## GIVEN EXERCISE
Hunt for the word "absolute" across the entries below, copying each line that holds it.

## RECORDED DATA
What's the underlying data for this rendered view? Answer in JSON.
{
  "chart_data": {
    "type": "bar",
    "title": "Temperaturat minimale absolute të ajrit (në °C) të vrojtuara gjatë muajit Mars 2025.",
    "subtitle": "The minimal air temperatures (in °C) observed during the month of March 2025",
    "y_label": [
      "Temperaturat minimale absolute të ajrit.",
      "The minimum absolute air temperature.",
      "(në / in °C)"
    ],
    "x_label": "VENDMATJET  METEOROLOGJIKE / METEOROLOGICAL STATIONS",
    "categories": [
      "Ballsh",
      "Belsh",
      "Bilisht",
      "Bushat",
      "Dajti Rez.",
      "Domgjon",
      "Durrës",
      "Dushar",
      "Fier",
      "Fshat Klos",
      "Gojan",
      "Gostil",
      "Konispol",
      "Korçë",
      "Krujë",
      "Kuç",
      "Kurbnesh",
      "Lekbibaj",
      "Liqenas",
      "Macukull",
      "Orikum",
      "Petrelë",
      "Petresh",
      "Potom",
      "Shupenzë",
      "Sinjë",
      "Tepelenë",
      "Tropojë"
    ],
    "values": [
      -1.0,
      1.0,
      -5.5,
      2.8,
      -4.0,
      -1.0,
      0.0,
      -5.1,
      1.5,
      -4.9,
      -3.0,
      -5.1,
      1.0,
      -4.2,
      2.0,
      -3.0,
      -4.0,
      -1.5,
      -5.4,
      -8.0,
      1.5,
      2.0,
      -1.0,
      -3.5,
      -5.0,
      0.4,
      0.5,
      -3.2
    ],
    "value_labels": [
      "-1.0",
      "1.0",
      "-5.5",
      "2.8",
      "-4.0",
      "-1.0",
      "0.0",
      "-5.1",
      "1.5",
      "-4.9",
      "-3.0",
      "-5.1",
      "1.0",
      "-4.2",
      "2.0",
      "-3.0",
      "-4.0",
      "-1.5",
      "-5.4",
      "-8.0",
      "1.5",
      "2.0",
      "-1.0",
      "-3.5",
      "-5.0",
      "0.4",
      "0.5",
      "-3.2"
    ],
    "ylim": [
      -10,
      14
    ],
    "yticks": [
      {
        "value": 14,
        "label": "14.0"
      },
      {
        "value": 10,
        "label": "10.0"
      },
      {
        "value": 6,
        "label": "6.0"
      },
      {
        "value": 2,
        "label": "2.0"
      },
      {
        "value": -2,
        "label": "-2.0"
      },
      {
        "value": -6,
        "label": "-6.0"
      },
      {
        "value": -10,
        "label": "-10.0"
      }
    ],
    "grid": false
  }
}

## SOLUTION TO THIS TASK
    "title": "Temperaturat minimale absolute të ajrit (në °C) të vrojtuara gjatë muajit Mars 2025.",
      "Temperaturat minimale absolute të ajrit.",
      "The minimum absolute air temperature.",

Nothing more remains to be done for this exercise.